** Start **
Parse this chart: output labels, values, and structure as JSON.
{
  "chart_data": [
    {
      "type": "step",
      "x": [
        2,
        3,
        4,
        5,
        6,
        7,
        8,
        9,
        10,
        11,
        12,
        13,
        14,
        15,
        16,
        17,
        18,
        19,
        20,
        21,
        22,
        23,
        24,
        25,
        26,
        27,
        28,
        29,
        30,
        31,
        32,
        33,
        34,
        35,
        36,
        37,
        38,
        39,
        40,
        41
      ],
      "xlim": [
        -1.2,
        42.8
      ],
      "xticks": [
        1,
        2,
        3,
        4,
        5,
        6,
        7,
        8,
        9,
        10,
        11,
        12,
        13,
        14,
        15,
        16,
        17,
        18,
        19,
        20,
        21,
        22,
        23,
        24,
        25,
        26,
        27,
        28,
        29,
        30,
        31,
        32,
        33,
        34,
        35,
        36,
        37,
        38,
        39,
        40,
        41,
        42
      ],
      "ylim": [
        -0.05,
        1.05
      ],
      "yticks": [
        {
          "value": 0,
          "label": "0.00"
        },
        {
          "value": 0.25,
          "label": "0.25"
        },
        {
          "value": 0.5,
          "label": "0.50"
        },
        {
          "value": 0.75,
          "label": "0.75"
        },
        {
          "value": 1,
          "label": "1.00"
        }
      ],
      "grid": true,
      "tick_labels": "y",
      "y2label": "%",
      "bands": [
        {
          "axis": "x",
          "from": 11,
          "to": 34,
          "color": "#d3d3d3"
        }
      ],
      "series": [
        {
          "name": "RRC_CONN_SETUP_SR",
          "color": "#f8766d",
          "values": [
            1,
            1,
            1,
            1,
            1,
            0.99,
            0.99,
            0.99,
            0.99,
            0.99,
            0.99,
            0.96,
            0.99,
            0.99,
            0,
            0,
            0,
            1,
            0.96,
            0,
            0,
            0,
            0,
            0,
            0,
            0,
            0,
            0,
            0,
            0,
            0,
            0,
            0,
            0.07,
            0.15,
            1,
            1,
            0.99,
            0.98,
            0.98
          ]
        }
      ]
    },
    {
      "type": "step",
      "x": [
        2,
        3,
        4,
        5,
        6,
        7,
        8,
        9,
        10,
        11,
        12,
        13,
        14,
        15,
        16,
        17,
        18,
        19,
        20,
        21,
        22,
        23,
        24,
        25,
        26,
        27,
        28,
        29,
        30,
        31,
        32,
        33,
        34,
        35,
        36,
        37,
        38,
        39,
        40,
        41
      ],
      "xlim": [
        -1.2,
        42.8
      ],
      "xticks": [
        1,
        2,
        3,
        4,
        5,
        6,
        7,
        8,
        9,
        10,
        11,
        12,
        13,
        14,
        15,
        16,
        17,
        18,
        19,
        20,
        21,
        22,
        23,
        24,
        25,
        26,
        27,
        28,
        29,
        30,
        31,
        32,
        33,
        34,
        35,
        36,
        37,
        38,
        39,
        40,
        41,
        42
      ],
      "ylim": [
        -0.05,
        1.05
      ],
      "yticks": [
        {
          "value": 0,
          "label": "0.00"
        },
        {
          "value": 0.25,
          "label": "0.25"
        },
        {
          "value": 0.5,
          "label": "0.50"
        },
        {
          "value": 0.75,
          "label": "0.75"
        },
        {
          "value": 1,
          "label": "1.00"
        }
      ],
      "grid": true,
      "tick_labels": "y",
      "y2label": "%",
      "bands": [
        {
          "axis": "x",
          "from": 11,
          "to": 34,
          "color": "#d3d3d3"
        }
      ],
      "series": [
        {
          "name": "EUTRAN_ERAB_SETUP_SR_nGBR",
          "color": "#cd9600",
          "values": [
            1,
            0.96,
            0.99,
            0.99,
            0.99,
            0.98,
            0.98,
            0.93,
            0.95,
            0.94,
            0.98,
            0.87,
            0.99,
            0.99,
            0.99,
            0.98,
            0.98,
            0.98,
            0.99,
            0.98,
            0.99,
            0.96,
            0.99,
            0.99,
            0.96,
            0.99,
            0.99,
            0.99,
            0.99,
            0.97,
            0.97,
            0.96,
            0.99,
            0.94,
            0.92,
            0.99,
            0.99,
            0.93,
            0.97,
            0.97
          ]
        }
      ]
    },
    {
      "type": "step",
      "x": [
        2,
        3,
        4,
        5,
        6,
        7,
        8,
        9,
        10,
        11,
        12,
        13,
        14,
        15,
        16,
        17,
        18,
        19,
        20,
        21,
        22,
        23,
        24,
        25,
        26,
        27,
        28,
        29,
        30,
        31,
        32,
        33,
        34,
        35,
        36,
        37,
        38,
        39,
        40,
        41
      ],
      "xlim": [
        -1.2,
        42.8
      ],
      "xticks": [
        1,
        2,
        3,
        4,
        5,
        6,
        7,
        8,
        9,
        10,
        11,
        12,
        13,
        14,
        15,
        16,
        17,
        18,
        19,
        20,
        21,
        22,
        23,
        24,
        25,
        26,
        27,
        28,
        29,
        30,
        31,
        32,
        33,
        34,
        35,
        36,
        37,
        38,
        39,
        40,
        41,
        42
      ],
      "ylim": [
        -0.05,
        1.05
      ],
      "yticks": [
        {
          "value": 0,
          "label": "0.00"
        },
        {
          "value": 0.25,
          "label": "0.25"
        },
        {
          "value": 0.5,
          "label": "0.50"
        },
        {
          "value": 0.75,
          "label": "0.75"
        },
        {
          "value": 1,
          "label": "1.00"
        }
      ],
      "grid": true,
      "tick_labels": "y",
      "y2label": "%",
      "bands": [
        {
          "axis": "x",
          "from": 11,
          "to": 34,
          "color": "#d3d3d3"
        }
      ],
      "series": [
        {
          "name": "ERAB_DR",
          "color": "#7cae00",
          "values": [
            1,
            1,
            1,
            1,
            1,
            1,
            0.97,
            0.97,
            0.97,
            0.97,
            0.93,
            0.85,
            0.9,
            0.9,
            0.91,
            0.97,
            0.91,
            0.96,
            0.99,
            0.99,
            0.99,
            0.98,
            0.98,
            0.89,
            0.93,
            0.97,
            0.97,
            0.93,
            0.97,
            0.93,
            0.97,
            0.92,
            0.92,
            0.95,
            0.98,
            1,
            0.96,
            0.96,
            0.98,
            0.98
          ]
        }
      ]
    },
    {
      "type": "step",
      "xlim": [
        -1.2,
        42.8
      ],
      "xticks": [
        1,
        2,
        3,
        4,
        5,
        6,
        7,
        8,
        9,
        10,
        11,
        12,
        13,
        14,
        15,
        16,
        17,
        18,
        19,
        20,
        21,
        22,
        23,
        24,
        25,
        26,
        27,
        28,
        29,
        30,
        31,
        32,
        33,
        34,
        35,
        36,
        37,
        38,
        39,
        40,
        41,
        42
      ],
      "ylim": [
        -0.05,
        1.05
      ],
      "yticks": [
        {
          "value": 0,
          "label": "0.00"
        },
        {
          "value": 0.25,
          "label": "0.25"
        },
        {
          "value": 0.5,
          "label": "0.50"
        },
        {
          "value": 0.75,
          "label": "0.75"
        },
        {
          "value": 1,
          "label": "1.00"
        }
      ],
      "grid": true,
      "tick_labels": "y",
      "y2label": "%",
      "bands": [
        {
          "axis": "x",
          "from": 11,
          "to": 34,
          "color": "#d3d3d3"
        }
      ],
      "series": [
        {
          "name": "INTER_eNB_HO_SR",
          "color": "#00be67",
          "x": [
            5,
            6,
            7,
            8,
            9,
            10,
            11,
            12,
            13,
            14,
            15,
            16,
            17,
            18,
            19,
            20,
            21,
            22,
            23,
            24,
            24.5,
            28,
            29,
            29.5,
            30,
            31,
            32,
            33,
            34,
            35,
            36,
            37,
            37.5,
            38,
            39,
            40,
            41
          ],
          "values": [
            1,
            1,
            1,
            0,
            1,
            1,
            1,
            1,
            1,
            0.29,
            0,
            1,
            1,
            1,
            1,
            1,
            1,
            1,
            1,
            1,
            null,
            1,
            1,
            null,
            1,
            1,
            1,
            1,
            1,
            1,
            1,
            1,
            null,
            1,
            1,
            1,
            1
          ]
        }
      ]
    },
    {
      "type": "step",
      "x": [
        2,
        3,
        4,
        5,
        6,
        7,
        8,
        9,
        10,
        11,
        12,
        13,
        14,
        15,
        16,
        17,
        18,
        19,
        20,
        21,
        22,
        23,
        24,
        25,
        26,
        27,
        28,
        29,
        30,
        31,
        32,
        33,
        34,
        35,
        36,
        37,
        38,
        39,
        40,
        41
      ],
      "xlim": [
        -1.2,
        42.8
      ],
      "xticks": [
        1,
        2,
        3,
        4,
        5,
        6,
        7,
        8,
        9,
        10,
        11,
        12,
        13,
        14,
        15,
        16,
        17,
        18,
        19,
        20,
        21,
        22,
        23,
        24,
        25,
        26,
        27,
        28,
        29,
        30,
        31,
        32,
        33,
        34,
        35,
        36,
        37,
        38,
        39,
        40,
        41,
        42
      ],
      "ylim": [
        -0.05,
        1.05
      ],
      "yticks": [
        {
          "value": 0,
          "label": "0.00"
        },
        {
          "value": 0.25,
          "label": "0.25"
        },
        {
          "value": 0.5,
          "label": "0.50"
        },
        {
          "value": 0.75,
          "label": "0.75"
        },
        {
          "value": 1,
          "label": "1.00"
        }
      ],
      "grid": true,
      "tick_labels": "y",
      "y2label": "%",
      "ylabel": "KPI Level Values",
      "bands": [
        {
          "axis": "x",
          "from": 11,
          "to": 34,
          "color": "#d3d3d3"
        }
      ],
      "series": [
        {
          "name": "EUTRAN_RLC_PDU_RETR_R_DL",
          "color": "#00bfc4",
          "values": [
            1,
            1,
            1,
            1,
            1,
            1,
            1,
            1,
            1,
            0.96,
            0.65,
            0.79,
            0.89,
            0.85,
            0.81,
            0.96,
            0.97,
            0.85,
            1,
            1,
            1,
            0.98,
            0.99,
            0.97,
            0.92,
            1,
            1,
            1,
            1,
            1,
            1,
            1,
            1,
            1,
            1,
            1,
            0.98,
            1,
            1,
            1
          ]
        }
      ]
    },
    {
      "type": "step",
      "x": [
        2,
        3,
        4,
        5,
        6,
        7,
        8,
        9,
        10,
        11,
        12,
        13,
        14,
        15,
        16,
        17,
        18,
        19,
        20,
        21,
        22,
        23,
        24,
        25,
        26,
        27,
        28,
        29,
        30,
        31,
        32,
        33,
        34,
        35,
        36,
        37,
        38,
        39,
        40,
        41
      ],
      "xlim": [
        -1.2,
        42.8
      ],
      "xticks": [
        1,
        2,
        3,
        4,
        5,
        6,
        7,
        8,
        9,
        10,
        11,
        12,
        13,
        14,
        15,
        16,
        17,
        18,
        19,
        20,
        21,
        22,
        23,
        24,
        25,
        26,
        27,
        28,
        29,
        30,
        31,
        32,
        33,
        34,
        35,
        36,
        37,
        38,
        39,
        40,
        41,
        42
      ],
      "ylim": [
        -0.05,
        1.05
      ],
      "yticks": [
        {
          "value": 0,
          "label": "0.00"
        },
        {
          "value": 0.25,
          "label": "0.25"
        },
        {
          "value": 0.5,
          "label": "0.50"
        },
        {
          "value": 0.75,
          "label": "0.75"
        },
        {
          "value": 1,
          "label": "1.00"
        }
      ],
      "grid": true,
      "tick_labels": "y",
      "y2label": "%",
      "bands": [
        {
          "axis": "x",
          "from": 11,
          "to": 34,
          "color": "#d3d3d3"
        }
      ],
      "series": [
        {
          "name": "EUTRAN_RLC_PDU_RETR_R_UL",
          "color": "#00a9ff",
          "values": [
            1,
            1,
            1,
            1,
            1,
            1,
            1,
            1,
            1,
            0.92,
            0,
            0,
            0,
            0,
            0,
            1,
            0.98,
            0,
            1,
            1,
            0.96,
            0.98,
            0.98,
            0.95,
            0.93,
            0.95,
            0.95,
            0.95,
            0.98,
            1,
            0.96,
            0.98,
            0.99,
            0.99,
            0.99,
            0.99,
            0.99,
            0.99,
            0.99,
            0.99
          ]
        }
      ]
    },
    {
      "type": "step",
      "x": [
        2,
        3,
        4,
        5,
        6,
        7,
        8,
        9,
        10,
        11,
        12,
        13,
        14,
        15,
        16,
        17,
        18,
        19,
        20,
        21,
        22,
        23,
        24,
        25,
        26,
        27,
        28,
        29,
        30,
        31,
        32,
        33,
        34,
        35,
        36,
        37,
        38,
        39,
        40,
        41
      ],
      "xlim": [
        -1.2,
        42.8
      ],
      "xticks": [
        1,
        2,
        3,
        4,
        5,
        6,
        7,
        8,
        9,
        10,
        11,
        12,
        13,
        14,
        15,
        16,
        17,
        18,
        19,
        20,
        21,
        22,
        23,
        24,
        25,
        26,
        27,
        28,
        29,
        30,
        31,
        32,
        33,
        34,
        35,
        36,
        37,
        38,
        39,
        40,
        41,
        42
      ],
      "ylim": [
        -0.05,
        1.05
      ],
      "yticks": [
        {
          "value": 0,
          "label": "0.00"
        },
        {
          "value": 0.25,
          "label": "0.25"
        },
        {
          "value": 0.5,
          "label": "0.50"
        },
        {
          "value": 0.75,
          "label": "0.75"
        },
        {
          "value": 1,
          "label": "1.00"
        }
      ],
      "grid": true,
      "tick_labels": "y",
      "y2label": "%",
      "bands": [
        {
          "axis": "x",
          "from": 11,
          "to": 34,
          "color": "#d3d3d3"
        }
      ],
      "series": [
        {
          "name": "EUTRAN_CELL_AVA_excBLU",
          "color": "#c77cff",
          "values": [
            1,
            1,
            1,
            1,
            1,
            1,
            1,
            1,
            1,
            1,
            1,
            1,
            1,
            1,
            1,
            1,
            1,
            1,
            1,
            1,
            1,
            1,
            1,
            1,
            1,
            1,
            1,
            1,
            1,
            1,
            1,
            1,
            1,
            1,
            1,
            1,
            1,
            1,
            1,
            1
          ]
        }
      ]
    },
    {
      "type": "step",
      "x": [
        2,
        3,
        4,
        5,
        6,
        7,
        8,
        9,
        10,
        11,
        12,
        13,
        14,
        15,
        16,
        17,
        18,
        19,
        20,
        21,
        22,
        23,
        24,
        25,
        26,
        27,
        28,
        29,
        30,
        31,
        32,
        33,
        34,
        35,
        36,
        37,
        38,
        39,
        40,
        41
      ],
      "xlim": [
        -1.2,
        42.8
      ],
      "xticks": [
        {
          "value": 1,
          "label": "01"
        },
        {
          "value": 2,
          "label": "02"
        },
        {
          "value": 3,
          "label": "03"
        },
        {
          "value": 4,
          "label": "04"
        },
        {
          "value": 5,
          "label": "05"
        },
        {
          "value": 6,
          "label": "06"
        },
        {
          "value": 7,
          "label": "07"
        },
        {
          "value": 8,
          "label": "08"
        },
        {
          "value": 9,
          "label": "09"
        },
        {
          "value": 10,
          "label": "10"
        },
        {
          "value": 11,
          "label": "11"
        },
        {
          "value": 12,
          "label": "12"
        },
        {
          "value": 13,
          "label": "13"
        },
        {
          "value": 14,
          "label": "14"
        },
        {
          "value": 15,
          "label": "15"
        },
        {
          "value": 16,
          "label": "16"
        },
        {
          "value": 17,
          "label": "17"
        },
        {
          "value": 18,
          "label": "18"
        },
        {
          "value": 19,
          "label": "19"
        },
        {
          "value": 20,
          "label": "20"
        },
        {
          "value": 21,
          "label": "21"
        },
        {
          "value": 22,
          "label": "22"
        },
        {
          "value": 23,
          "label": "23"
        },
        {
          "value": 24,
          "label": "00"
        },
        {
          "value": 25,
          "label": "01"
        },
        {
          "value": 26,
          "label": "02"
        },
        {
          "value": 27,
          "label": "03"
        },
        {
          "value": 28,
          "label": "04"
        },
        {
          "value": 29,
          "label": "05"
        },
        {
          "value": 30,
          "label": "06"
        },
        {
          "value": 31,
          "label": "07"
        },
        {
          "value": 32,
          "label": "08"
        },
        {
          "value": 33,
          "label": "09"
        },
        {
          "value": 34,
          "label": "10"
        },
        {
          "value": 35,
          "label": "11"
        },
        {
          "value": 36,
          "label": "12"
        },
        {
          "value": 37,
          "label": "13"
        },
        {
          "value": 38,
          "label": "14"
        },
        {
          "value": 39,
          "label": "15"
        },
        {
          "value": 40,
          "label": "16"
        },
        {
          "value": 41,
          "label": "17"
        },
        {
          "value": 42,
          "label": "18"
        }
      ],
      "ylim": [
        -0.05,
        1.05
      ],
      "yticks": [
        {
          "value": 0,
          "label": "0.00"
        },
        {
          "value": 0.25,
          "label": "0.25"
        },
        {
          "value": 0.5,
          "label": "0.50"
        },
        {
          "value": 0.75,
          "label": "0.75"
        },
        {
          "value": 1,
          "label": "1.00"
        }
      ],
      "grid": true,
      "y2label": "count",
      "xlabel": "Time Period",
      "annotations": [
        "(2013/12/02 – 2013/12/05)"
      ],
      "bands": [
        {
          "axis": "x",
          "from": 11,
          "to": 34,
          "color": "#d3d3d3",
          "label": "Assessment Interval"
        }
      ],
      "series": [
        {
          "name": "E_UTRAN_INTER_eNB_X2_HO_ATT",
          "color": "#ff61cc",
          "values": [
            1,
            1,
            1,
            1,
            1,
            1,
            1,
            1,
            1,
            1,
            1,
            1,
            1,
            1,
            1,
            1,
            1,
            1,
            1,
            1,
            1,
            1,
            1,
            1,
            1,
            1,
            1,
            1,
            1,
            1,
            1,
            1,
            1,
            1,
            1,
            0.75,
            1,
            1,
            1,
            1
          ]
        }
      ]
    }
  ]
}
** End **
_Aim_.
In the entries above, find each line with the word "name" and copy it.

_Problem solution_.
          "name": "RRC_CONN_SETUP_SR",
          "name": "EUTRAN_ERAB_SETUP_SR_nGBR",
          "name": "ERAB_DR",
          "name": "INTER_eNB_HO_SR",
          "name": "EUTRAN_RLC_PDU_RETR_R_DL",
          "name": "EUTRAN_RLC_PDU_RETR_R_UL",
          "name": "EUTRAN_CELL_AVA_excBLU",
          "name": "E_UTRAN_INTER_eNB_X2_HO_ATT",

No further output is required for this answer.